Your goal:
Print the records below exactly as they appear.

Dataset rows:
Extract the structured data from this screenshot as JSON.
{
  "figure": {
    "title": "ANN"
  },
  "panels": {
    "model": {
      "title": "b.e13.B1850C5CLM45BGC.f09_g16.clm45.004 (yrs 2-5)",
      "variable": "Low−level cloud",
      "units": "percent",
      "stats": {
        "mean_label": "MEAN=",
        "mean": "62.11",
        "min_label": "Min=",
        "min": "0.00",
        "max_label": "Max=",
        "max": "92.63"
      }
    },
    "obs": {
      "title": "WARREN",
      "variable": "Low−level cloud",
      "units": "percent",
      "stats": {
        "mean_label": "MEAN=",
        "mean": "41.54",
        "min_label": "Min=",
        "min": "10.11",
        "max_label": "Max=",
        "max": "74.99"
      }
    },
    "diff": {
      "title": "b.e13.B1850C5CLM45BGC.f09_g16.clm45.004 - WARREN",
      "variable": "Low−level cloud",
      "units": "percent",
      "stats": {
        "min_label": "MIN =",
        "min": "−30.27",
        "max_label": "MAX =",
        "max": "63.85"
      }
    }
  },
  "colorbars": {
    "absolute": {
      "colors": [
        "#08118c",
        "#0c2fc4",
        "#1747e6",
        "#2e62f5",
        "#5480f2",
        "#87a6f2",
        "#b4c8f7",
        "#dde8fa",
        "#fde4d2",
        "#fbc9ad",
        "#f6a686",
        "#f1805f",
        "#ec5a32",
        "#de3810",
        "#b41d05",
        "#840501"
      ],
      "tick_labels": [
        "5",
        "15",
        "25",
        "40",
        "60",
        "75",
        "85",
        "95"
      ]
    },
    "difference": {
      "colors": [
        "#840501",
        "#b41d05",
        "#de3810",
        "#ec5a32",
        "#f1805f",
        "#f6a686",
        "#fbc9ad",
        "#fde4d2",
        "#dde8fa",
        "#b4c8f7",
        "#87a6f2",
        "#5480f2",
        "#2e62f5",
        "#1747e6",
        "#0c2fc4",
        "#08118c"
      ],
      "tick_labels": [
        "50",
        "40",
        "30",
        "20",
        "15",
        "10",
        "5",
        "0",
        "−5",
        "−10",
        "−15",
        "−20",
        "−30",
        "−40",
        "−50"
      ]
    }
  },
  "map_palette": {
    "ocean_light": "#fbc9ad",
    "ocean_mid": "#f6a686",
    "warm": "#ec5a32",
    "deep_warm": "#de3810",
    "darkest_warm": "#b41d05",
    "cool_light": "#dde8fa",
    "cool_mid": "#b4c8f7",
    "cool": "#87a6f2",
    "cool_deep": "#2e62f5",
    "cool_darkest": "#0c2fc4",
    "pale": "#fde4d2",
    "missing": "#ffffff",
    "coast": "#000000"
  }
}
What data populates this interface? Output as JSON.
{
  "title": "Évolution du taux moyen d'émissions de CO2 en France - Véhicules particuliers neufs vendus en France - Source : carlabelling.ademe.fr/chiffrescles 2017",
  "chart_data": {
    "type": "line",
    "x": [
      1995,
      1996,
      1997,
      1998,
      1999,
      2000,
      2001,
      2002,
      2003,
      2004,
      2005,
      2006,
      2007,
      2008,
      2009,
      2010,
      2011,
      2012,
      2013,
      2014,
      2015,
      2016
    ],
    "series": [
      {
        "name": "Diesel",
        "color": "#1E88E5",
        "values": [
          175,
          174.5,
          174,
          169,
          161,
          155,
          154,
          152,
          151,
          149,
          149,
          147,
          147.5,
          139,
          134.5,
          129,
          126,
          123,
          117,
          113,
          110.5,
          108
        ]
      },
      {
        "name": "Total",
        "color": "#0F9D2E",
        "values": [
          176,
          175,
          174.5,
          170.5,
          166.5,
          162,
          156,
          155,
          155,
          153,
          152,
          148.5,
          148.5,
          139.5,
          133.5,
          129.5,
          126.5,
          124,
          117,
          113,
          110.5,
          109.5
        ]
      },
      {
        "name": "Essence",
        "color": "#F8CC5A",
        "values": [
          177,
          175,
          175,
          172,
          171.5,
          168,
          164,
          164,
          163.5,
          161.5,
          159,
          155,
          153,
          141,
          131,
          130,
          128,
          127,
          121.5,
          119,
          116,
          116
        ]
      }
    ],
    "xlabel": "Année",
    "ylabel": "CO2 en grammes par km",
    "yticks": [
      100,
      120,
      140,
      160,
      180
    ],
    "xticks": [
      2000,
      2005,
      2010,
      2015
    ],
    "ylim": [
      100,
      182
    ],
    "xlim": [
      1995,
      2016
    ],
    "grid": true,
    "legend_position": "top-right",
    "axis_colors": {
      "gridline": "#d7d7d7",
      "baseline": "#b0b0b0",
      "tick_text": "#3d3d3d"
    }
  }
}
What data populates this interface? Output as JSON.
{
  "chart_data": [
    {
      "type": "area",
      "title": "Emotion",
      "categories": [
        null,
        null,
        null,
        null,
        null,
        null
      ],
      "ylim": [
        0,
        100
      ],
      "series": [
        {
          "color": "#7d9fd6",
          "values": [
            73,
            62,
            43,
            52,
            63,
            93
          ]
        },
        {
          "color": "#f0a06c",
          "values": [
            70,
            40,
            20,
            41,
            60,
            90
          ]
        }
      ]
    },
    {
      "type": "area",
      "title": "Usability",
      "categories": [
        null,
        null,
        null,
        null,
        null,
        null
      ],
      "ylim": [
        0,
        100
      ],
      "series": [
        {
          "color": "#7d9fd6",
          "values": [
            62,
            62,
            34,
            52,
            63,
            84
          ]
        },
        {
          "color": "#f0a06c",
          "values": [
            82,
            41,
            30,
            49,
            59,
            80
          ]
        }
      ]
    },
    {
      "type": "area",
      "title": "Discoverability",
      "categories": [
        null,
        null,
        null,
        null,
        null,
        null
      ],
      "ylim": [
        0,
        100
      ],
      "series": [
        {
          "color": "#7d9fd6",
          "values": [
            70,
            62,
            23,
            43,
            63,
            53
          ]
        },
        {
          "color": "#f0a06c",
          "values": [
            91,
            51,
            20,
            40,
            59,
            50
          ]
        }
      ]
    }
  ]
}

Correct result:
Extract the structured data from this screenshot as JSON.
{
  "figure": {
    "title": "ANN"
  },
  "panels": {
    "model": {
      "title": "b.e13.B1850C5CLM45BGC.f09_g16.clm45.004 (yrs 2-5)",
      "variable": "Low−level cloud",
      "units": "percent",
      "stats": {
        "mean_label": "MEAN=",
        "mean": "62.11",
        "min_label": "Min=",
        "min": "0.00",
        "max_label": "Max=",
        "max": "92.63"
      }
    },
    "obs": {
      "title": "WARREN",
      "variable": "Low−level cloud",
      "units": "percent",
      "stats": {
        "mean_label": "MEAN=",
        "mean": "41.54",
        "min_label": "Min=",
        "min": "10.11",
        "max_label": "Max=",
        "max": "74.99"
      }
    },
    "diff": {
      "title": "b.e13.B1850C5CLM45BGC.f09_g16.clm45.004 - WARREN",
      "variable": "Low−level cloud",
      "units": "percent",
      "stats": {
        "min_label": "MIN =",
        "min": "−30.27",
        "max_label": "MAX =",
        "max": "63.85"
      }
    }
  },
  "colorbars": {
    "absolute": {
      "colors": [
        "#08118c",
        "#0c2fc4",
        "#1747e6",
        "#2e62f5",
        "#5480f2",
        "#87a6f2",
        "#b4c8f7",
        "#dde8fa",
        "#fde4d2",
        "#fbc9ad",
        "#f6a686",
        "#f1805f",
        "#ec5a32",
        "#de3810",
        "#b41d05",
        "#840501"
      ],
      "tick_labels": [
        "5",
        "15",
        "25",
        "40",
        "60",
        "75",
        "85",
        "95"
      ]
    },
    "difference": {
      "colors": [
        "#840501",
        "#b41d05",
        "#de3810",
        "#ec5a32",
        "#f1805f",
        "#f6a686",
        "#fbc9ad",
        "#fde4d2",
        "#dde8fa",
        "#b4c8f7",
        "#87a6f2",
        "#5480f2",
        "#2e62f5",
        "#1747e6",
        "#0c2fc4",
        "#08118c"
      ],
      "tick_labels": [
        "50",
        "40",
        "30",
        "20",
        "15",
        "10",
        "5",
        "0",
        "−5",
        "−10",
        "−15",
        "−20",
        "−30",
        "−40",
        "−50"
      ]
    }
  },
  "map_palette": {
    "ocean_light": "#fbc9ad",
    "ocean_mid": "#f6a686",
    "warm": "#ec5a32",
    "deep_warm": "#de3810",
    "darkest_warm": "#b41d05",
    "cool_light": "#dde8fa",
    "cool_mid": "#b4c8f7",
    "cool": "#87a6f2",
    "cool_deep": "#2e62f5",
    "cool_darkest": "#0c2fc4",
    "pale": "#fde4d2",
    "missing": "#ffffff",
    "coast": "#000000"
  }
}
What data populates this interface? Output as JSON.
{
  "title": "Évolution du taux moyen d'émissions de CO2 en France - Véhicules particuliers neufs vendus en France - Source : carlabelling.ademe.fr/chiffrescles 2017",
  "chart_data": {
    "type": "line",
    "x": [
      1995,
      1996,
      1997,
      1998,
      1999,
      2000,
      2001,
      2002,
      2003,
      2004,
      2005,
      2006,
      2007,
      2008,
      2009,
      2010,
      2011,
      2012,
      2013,
      2014,
      2015,
      2016
    ],
    "series": [
      {
        "name": "Diesel",
        "color": "#1E88E5",
        "values": [
          175,
          174.5,
          174,
          169,
          161,
          155,
          154,
          152,
          151,
          149,
          149,
          147,
          147.5,
          139,
          134.5,
          129,
          126,
          123,
          117,
          113,
          110.5,
          108
        ]
      },
      {
        "name": "Total",
        "color": "#0F9D2E",
        "values": [
          176,
          175,
          174.5,
          170.5,
          166.5,
          162,
          156,
          155,
          155,
          153,
          152,
          148.5,
          148.5,
          139.5,
          133.5,
          129.5,
          126.5,
          124,
          117,
          113,
          110.5,
          109.5
        ]
      },
      {
        "name": "Essence",
        "color": "#F8CC5A",
        "values": [
          177,
          175,
          175,
          172,
          171.5,
          168,
          164,
          164,
          163.5,
          161.5,
          159,
          155,
          153,
          141,
          131,
          130,
          128,
          127,
          121.5,
          119,
          116,
          116
        ]
      }
    ],
    "xlabel": "Année",
    "ylabel": "CO2 en grammes par km",
    "yticks": [
      100,
      120,
      140,
      160,
      180
    ],
    "xticks": [
      2000,
      2005,
      2010,
      2015
    ],
    "ylim": [
      100,
      182
    ],
    "xlim": [
      1995,
      2016
    ],
    "grid": true,
    "legend_position": "top-right",
    "axis_colors": {
      "gridline": "#d7d7d7",
      "baseline": "#b0b0b0",
      "tick_text": "#3d3d3d"
    }
  }
}
What data populates this interface? Output as JSON.
{
  "chart_data": [
    {
      "type": "area",
      "title": "Emotion",
      "categories": [
        null,
        null,
        null,
        null,
        null,
        null
      ],
      "ylim": [
        0,
        100
      ],
      "series": [
        {
          "color": "#7d9fd6",
          "values": [
            73,
            62,
            43,
            52,
            63,
            93
          ]
        },
        {
          "color": "#f0a06c",
          "values": [
            70,
            40,
            20,
            41,
            60,
            90
          ]
        }
      ]
    },
    {
      "type": "area",
      "title": "Usability",
      "categories": [
        null,
        null,
        null,
        null,
        null,
        null
      ],
      "ylim": [
        0,
        100
      ],
      "series": [
        {
          "color": "#7d9fd6",
          "values": [
            62,
            62,
            34,
            52,
            63,
            84
          ]
        },
        {
          "color": "#f0a06c",
          "values": [
            82,
            41,
            30,
            49,
            59,
            80
          ]
        }
      ]
    },
    {
      "type": "area",
      "title": "Discoverability",
      "categories": [
        null,
        null,
        null,
        null,
        null,
        null
      ],
      "ylim": [
        0,
        100
      ],
      "series": [
        {
          "color": "#7d9fd6",
          "values": [
            70,
            62,
            23,
            43,
            63,
            53
          ]
        },
        {
          "color": "#f0a06c",
          "values": [
            91,
            51,
            20,
            40,
            59,
            50
          ]
        }
      ]
    }
  ]
}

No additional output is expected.